TASK TO COMPLETE: Reproduce every record exactly as it appears, but not the pictures.

-------- RECORDED INFORMATION

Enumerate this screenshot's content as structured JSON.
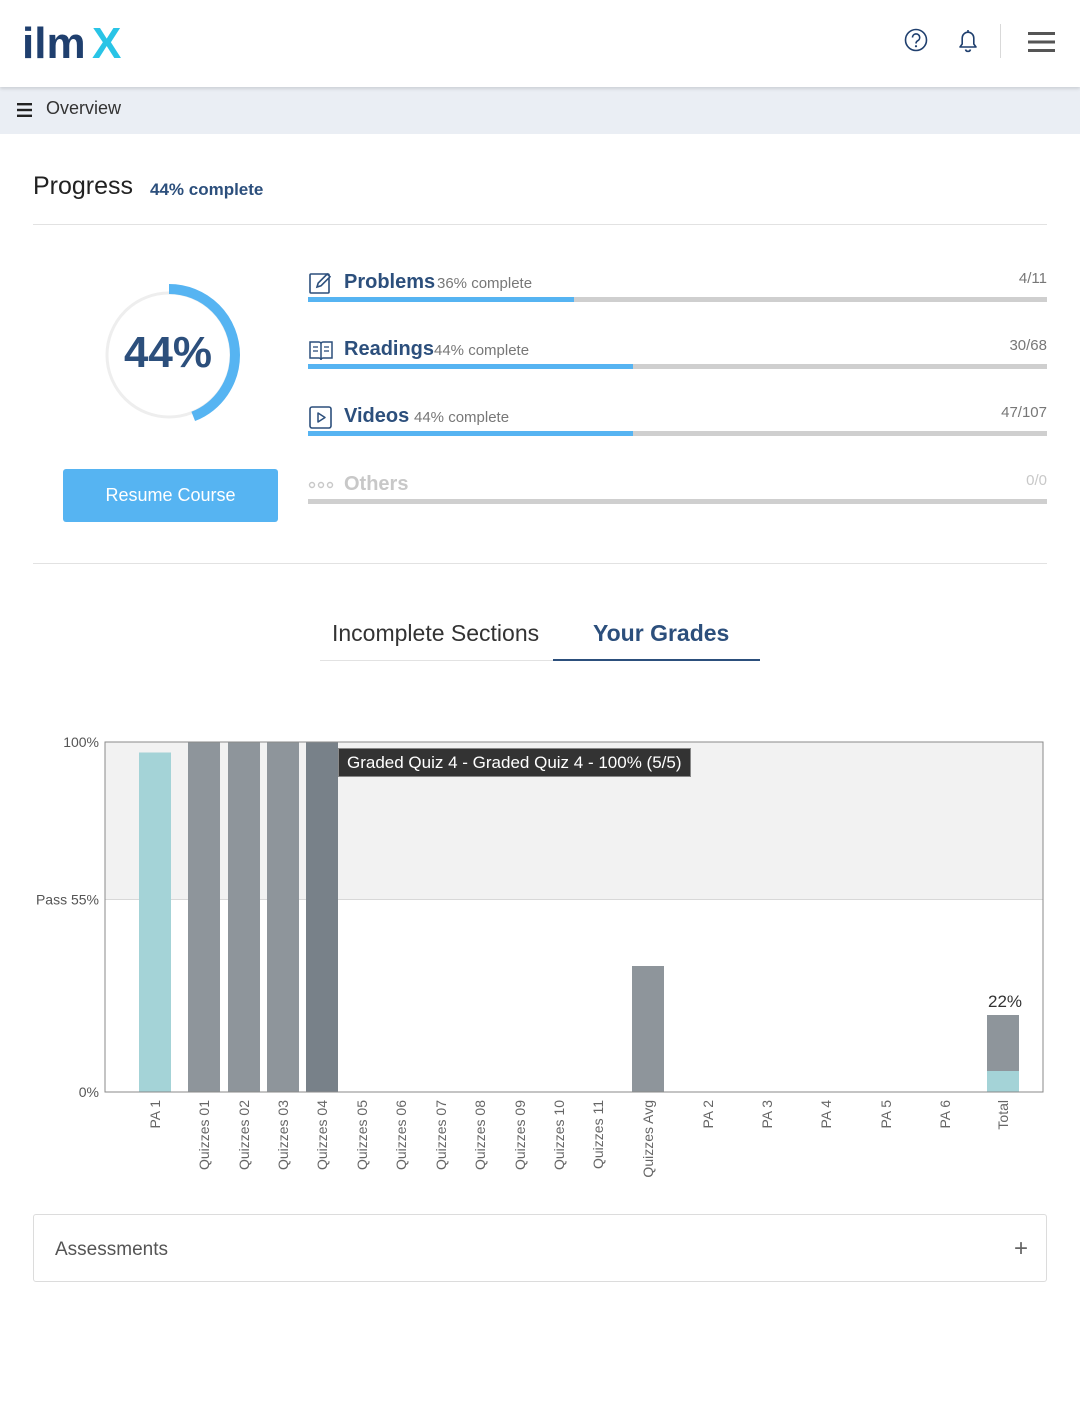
{
  "header": {
    "logo_text": "ilmX",
    "icons": [
      "help-icon",
      "bell-icon",
      "menu-icon"
    ],
    "colors": {
      "logo_dark": "#1f3f6e",
      "logo_accent": "#29c4e6"
    }
  },
  "overview": {
    "label": "Overview"
  },
  "progress": {
    "title": "Progress",
    "percent_label": "44% complete",
    "ring_value": "44%",
    "ring_fraction": 0.44,
    "resume_label": "Resume Course",
    "categories": [
      {
        "name": "Problems",
        "pct_label": "36% complete",
        "count": "4/11",
        "fraction": 0.36,
        "icon": "edit-icon"
      },
      {
        "name": "Readings",
        "pct_label": "44% complete",
        "count": "30/68",
        "fraction": 0.44,
        "icon": "book-icon"
      },
      {
        "name": "Videos",
        "pct_label": "44% complete",
        "count": "47/107",
        "fraction": 0.44,
        "icon": "play-icon"
      },
      {
        "name": "Others",
        "pct_label": "",
        "count": "0/0",
        "fraction": 0,
        "icon": "dots-icon"
      }
    ],
    "colors": {
      "accent": "#56b4f2",
      "text": "#2c4f7c",
      "track": "#cfcfcf"
    }
  },
  "tabs": [
    {
      "label": "Incomplete Sections",
      "active": false
    },
    {
      "label": "Your Grades",
      "active": true
    }
  ],
  "chart_data": {
    "type": "bar",
    "categories": [
      "PA 1",
      "Quizzes 01",
      "Quizzes 02",
      "Quizzes 03",
      "Quizzes 04",
      "Quizzes 05",
      "Quizzes 06",
      "Quizzes 07",
      "Quizzes 08",
      "Quizzes 09",
      "Quizzes 10",
      "Quizzes 11",
      "Quizzes Avg",
      "PA 2",
      "PA 3",
      "PA 4",
      "PA 5",
      "PA 6",
      "Total"
    ],
    "values": [
      97,
      100,
      100,
      100,
      100,
      0,
      0,
      0,
      0,
      0,
      0,
      0,
      36,
      0,
      0,
      0,
      0,
      0,
      22
    ],
    "total_breakdown": [
      {
        "part": "PA",
        "value": 6
      },
      {
        "part": "Quizzes",
        "value": 16
      }
    ],
    "y_tick_labels": [
      "0%",
      "Pass 55%",
      "100%"
    ],
    "y_ticks": [
      0,
      55,
      100
    ],
    "pass_threshold": 55,
    "ylim": [
      0,
      100
    ],
    "data_label": "22%",
    "tooltip": "Graded Quiz 4 - Graded Quiz 4 - 100% (5/5)",
    "highlighted_category": "Quizzes 04",
    "colors": {
      "pa": "#a4d3d7",
      "quiz": "#8e959b",
      "quiz_hover": "#788189",
      "pass_band": "#f2f2f2"
    }
  },
  "assessments": {
    "label": "Assessments",
    "toggle": "+"
  }
}
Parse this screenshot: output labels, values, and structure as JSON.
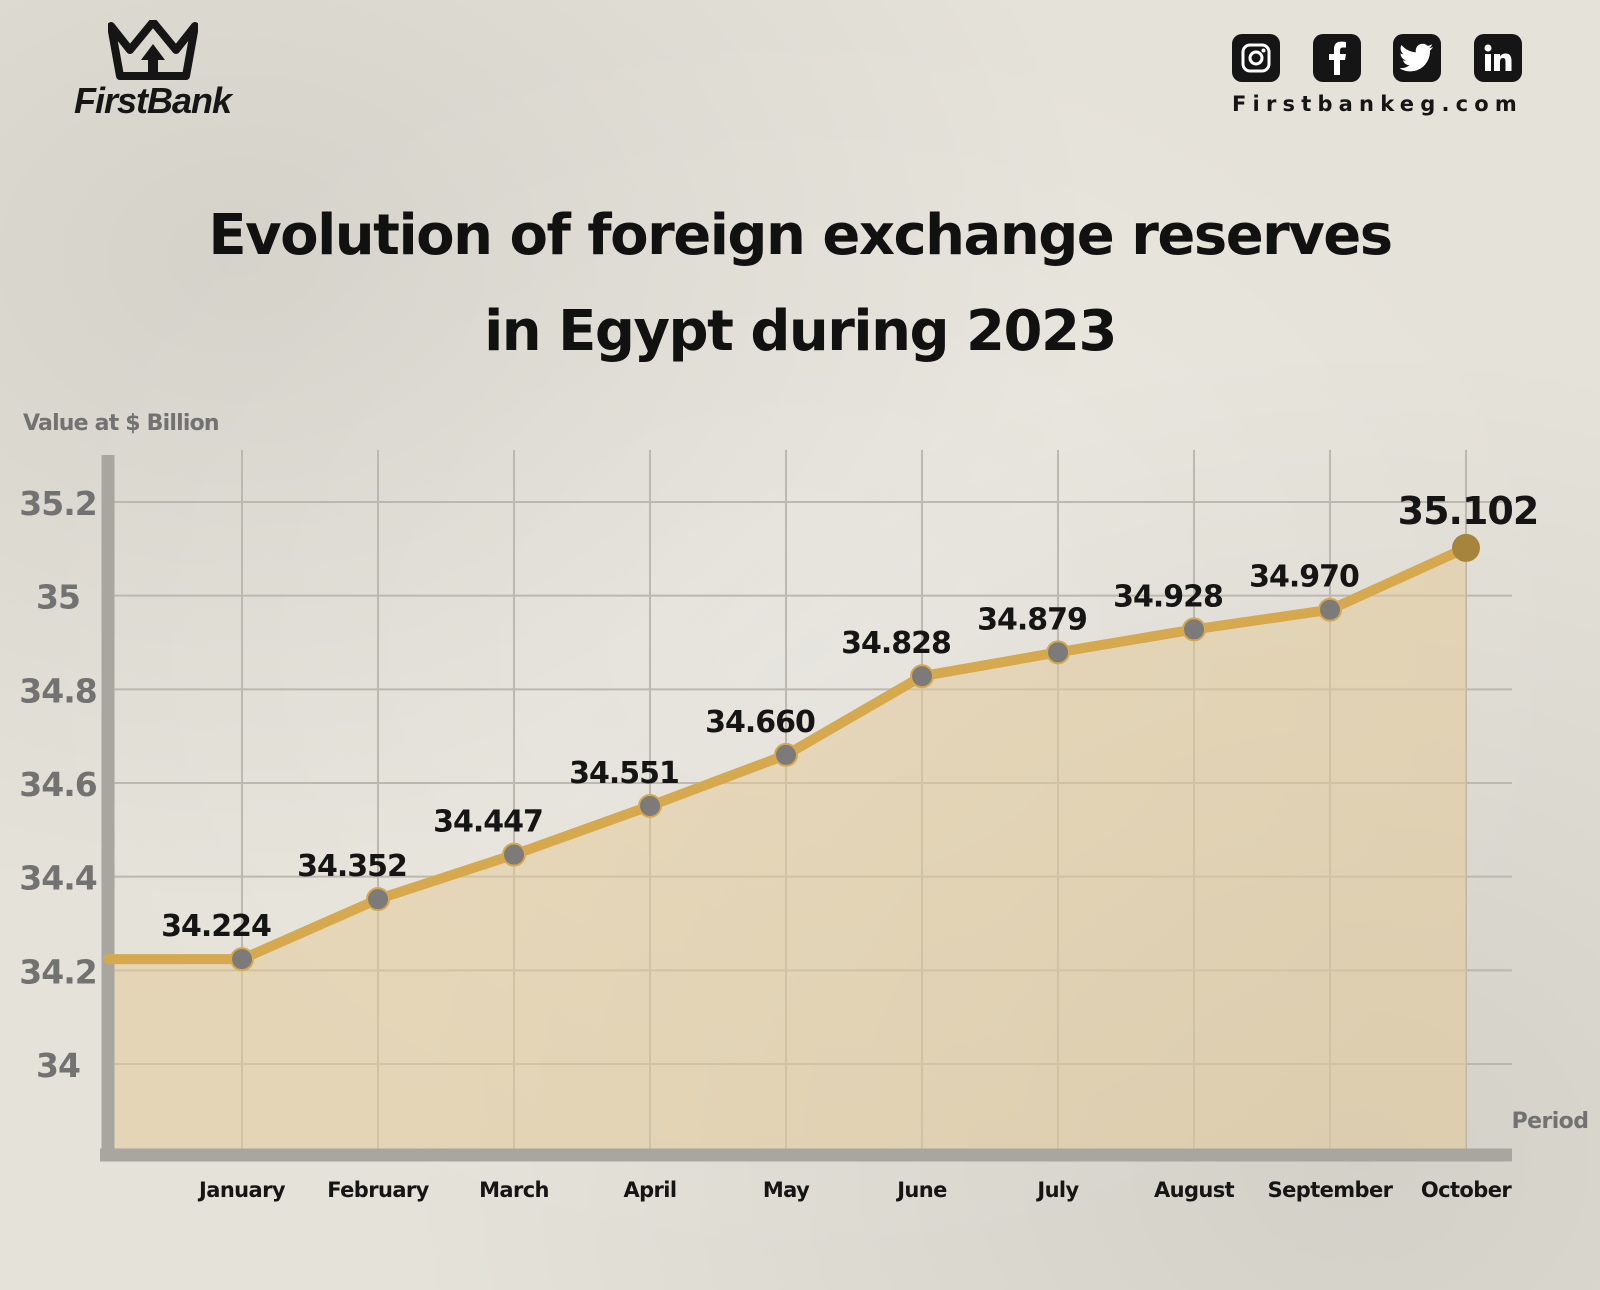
{
  "brand": {
    "name": "FirstBank",
    "website": "Firstbankeg.com",
    "social_icons": [
      "instagram-icon",
      "facebook-icon",
      "twitter-icon",
      "linkedin-icon"
    ]
  },
  "colors": {
    "line": "#d6a94e",
    "area": "#e3cb9a",
    "marker": "#7d7b79",
    "last_marker": "#a7843c",
    "grid": "#bcb8b0",
    "axis": "#a9a6a0",
    "text": "#151515",
    "muted_text": "#727272"
  },
  "chart_data": {
    "type": "area",
    "title_lines": [
      "Evolution of foreign exchange reserves",
      "in Egypt during 2023"
    ],
    "ylabel": "Value at $ Billion",
    "xlabel": "Period",
    "categories": [
      "January",
      "February",
      "March",
      "April",
      "May",
      "June",
      "July",
      "August",
      "September",
      "October"
    ],
    "values": [
      34.224,
      34.352,
      34.447,
      34.551,
      34.66,
      34.828,
      34.879,
      34.928,
      34.97,
      35.102
    ],
    "value_labels": [
      "34.224",
      "34.352",
      "34.447",
      "34.551",
      "34.660",
      "34.828",
      "34.879",
      "34.928",
      "34.970",
      "35.102"
    ],
    "y_ticks": [
      34,
      34.2,
      34.4,
      34.6,
      34.8,
      35,
      35.2
    ],
    "y_tick_labels": [
      "34",
      "34.2",
      "34.4",
      "34.6",
      "34.8",
      "35",
      "35.2"
    ],
    "ylim": [
      33.8,
      35.3
    ],
    "grid": true,
    "legend": "none"
  }
}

----------------

FULL ANSWER:
Enumerate this screenshot's content as structured JSON.
{
  "header": {
    "logo_text": "ilmX",
    "icons": [
      "help-icon",
      "bell-icon",
      "menu-icon"
    ],
    "colors": {
      "logo_dark": "#1f3f6e",
      "logo_accent": "#29c4e6"
    }
  },
  "overview": {
    "label": "Overview"
  },
  "progress": {
    "title": "Progress",
    "percent_label": "44% complete",
    "ring_value": "44%",
    "ring_fraction": 0.44,
    "resume_label": "Resume Course",
    "categories": [
      {
        "name": "Problems",
        "pct_label": "36% complete",
        "count": "4/11",
        "fraction": 0.36,
        "icon": "edit-icon"
      },
      {
        "name": "Readings",
        "pct_label": "44% complete",
        "count": "30/68",
        "fraction": 0.44,
        "icon": "book-icon"
      },
      {
        "name": "Videos",
        "pct_label": "44% complete",
        "count": "47/107",
        "fraction": 0.44,
        "icon": "play-icon"
      },
      {
        "name": "Others",
        "pct_label": "",
        "count": "0/0",
        "fraction": 0,
        "icon": "dots-icon"
      }
    ],
    "colors": {
      "accent": "#56b4f2",
      "text": "#2c4f7c",
      "track": "#cfcfcf"
    }
  },
  "tabs": [
    {
      "label": "Incomplete Sections",
      "active": false
    },
    {
      "label": "Your Grades",
      "active": true
    }
  ],
  "chart_data": {
    "type": "bar",
    "categories": [
      "PA 1",
      "Quizzes 01",
      "Quizzes 02",
      "Quizzes 03",
      "Quizzes 04",
      "Quizzes 05",
      "Quizzes 06",
      "Quizzes 07",
      "Quizzes 08",
      "Quizzes 09",
      "Quizzes 10",
      "Quizzes 11",
      "Quizzes Avg",
      "PA 2",
      "PA 3",
      "PA 4",
      "PA 5",
      "PA 6",
      "Total"
    ],
    "values": [
      97,
      100,
      100,
      100,
      100,
      0,
      0,
      0,
      0,
      0,
      0,
      0,
      36,
      0,
      0,
      0,
      0,
      0,
      22
    ],
    "total_breakdown": [
      {
        "part": "PA",
        "value": 6
      },
      {
        "part": "Quizzes",
        "value": 16
      }
    ],
    "y_tick_labels": [
      "0%",
      "Pass 55%",
      "100%"
    ],
    "y_ticks": [
      0,
      55,
      100
    ],
    "pass_threshold": 55,
    "ylim": [
      0,
      100
    ],
    "data_label": "22%",
    "tooltip": "Graded Quiz 4 - Graded Quiz 4 - 100% (5/5)",
    "highlighted_category": "Quizzes 04",
    "colors": {
      "pa": "#a4d3d7",
      "quiz": "#8e959b",
      "quiz_hover": "#788189",
      "pass_band": "#f2f2f2"
    }
  },
  "assessments": {
    "label": "Assessments",
    "toggle": "+"
  }
}
Parse this screenshot: output labels, values, and structure as JSON.
{
  "brand": {
    "name": "FirstBank",
    "website": "Firstbankeg.com",
    "social_icons": [
      "instagram-icon",
      "facebook-icon",
      "twitter-icon",
      "linkedin-icon"
    ]
  },
  "colors": {
    "line": "#d6a94e",
    "area": "#e3cb9a",
    "marker": "#7d7b79",
    "last_marker": "#a7843c",
    "grid": "#bcb8b0",
    "axis": "#a9a6a0",
    "text": "#151515",
    "muted_text": "#727272"
  },
  "chart_data": {
    "type": "area",
    "title_lines": [
      "Evolution of foreign exchange reserves",
      "in Egypt during 2023"
    ],
    "ylabel": "Value at $ Billion",
    "xlabel": "Period",
    "categories": [
      "January",
      "February",
      "March",
      "April",
      "May",
      "June",
      "July",
      "August",
      "September",
      "October"
    ],
    "values": [
      34.224,
      34.352,
      34.447,
      34.551,
      34.66,
      34.828,
      34.879,
      34.928,
      34.97,
      35.102
    ],
    "value_labels": [
      "34.224",
      "34.352",
      "34.447",
      "34.551",
      "34.660",
      "34.828",
      "34.879",
      "34.928",
      "34.970",
      "35.102"
    ],
    "y_ticks": [
      34,
      34.2,
      34.4,
      34.6,
      34.8,
      35,
      35.2
    ],
    "y_tick_labels": [
      "34",
      "34.2",
      "34.4",
      "34.6",
      "34.8",
      "35",
      "35.2"
    ],
    "ylim": [
      33.8,
      35.3
    ],
    "grid": true,
    "legend": "none"
  }
}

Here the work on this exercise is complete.